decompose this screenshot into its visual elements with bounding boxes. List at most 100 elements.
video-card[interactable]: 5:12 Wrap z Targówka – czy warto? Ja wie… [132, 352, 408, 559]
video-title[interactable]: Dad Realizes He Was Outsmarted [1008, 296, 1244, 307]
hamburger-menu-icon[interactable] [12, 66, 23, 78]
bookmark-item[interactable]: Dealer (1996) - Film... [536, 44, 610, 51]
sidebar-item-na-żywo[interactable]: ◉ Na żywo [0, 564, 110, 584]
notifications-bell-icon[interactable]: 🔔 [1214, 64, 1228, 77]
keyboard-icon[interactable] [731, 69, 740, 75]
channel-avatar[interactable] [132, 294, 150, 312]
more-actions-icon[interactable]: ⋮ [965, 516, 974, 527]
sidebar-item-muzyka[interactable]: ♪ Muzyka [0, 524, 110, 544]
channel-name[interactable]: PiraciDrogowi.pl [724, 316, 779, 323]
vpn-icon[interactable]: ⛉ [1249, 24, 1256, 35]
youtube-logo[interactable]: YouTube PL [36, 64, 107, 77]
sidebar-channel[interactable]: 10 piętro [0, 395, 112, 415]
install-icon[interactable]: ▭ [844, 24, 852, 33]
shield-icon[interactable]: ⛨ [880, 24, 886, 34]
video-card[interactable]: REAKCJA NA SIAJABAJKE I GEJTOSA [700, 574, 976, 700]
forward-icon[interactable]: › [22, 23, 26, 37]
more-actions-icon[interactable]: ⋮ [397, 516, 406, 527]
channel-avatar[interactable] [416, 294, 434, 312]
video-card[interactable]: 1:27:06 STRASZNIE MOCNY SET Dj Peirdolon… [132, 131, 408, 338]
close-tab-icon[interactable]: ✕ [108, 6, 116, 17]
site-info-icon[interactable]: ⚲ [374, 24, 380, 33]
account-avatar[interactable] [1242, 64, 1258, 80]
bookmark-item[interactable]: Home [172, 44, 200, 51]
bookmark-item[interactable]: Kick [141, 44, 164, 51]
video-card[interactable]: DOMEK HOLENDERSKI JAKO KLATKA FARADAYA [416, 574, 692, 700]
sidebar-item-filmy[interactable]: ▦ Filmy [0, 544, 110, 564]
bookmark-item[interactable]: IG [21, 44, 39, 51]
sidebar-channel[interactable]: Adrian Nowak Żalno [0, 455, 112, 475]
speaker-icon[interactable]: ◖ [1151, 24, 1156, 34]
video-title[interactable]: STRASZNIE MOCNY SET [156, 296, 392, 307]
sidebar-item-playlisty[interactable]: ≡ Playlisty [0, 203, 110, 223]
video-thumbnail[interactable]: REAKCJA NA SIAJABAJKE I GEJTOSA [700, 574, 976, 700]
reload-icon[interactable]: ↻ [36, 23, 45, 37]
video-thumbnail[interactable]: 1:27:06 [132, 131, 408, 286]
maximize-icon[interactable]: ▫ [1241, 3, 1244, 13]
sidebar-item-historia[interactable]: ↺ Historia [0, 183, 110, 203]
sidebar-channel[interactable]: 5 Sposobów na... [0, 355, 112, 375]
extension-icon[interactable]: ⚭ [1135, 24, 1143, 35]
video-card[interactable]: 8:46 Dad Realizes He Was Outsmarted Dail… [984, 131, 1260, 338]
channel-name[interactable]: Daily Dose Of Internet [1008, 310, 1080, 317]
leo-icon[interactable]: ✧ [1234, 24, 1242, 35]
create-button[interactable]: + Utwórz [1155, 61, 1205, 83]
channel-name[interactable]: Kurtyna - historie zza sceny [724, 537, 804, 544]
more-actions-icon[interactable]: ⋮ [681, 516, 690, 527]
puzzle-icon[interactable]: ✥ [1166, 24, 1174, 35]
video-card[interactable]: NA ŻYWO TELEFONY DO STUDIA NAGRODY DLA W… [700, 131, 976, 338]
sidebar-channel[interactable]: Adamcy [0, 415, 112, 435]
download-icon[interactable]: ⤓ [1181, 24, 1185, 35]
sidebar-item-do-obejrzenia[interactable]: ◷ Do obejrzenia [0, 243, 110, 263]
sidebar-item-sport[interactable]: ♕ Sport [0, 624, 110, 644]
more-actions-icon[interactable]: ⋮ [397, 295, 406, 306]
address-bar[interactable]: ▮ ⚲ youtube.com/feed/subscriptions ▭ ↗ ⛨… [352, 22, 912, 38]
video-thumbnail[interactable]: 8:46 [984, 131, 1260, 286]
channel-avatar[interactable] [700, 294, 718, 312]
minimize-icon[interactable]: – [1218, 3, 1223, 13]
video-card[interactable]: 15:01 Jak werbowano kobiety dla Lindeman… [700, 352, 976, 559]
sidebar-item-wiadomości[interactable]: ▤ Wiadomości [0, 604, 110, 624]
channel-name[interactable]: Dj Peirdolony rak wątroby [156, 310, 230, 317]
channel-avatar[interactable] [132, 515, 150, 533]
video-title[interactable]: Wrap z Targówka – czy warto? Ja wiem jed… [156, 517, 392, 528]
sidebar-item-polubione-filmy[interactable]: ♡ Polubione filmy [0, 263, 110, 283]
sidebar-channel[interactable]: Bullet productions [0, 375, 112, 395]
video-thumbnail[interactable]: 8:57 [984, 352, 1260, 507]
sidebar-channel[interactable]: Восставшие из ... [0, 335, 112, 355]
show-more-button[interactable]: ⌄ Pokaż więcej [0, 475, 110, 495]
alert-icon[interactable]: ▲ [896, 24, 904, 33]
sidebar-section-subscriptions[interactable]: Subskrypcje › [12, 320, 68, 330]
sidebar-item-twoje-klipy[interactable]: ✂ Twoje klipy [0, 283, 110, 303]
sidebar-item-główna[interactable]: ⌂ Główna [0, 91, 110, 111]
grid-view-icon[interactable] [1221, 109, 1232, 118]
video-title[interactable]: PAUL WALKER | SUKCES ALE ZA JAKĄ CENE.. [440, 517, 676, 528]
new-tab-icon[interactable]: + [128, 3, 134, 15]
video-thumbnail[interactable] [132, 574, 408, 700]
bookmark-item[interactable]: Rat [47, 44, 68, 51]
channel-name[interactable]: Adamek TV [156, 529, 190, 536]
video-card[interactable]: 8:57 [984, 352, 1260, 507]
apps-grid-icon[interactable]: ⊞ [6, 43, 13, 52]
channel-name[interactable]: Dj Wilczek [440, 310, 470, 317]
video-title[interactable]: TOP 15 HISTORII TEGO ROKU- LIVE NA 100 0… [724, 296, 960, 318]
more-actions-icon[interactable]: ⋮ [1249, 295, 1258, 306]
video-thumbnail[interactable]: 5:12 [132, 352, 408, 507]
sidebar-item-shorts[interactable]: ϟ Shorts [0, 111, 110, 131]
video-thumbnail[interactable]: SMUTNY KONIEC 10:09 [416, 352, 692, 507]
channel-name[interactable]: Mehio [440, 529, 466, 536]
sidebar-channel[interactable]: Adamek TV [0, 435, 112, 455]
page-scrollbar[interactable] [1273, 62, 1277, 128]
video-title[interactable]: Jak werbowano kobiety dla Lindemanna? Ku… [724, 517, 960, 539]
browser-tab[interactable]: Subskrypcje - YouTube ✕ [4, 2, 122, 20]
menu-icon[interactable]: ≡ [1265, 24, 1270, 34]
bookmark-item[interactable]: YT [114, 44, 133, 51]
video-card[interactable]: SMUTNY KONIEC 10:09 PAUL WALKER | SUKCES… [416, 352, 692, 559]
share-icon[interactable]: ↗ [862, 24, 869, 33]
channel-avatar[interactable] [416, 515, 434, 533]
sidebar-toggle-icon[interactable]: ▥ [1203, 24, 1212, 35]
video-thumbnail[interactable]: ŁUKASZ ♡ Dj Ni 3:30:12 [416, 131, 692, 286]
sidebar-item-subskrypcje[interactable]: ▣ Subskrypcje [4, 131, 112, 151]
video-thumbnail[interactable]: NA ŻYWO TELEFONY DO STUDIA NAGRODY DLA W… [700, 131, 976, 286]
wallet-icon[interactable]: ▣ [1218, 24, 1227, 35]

::::::::::

Problem to solve: Render the stretch of the records from the start through the line containing "sidebar-item-na-żywo[interactable]: ◉ Na" as a Markdown table with columns named No. and Entry, numbering each line and leaving out any blank lines.

Solution below:
| No. | Entry |
|---|---|
| 1 | decompose this screenshot into its visual elements with bounding boxes. List at most 100 elements. |
| 2 | video-card[interactable]: 5:12 Wrap z Targówka – czy warto? Ja wie… [132, 352, 408, 559] |
| 3 | video-title[interactable]: Dad Realizes He Was Outsmarted [1008, 296, 1244, 307] |
| 4 | hamburger-menu-icon[interactable] [12, 66, 23, 78] |
| 5 | bookmark-item[interactable]: Dealer (1996) - Film... [536, 44, 610, 51] |
| 6 | sidebar-item-na-żywo[interactable]: ◉ Na żywo [0, 564, 110, 584] |